*Data entries:*
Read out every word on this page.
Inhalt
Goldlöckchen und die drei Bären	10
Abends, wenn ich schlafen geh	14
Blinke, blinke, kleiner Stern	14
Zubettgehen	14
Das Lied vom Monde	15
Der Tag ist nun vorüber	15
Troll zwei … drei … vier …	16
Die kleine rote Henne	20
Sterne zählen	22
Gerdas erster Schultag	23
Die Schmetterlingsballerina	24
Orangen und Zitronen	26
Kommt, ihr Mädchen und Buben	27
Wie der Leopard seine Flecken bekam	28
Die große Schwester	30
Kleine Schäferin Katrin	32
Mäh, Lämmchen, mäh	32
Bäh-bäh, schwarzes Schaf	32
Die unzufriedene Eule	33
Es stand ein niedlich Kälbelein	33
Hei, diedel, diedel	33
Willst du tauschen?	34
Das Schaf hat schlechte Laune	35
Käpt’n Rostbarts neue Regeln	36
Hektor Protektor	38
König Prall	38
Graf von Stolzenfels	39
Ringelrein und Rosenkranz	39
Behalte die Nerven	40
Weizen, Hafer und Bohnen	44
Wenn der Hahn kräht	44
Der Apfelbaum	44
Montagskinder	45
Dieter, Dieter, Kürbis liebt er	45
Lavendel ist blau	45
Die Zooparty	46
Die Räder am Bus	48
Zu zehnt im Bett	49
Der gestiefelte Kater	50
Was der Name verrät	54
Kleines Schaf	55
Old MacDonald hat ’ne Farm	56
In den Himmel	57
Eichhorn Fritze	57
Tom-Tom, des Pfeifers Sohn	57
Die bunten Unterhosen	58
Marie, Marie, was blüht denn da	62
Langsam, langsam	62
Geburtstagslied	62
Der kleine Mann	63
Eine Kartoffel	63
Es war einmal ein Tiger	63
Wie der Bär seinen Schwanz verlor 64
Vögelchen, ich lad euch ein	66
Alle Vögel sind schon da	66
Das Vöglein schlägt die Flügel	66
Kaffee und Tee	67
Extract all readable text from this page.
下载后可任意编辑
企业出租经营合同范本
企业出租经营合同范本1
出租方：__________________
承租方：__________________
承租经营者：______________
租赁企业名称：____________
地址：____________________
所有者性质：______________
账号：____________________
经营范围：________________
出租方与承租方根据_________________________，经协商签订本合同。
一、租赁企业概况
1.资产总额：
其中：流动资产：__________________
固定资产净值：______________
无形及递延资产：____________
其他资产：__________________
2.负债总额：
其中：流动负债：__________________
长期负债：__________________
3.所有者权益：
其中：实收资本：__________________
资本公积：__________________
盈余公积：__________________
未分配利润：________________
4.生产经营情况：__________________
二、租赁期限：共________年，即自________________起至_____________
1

*THE REQUEST:*
Every line from the line containing "Extract all readable text from this page." to the last line of the material above must be repeated exactly, and no other line.

*RESPONSE TO THIS EXERCISE:*
Extract all readable text from this page.
下载后可任意编辑
企业出租经营合同范本
企业出租经营合同范本1
出租方：__________________
承租方：__________________
承租经营者：______________
租赁企业名称：____________
地址：____________________
所有者性质：______________
账号：____________________
经营范围：________________
出租方与承租方根据_________________________，经协商签订本合同。
一、租赁企业概况
1.资产总额：
其中：流动资产：__________________
固定资产净值：______________
无形及递延资产：____________
其他资产：__________________
2.负债总额：
其中：流动负债：__________________
长期负债：__________________
3.所有者权益：
其中：实收资本：__________________
资本公积：__________________
盈余公积：__________________
未分配利润：________________
4.生产经营情况：__________________
二、租赁期限：共________年，即自________________起至_____________
1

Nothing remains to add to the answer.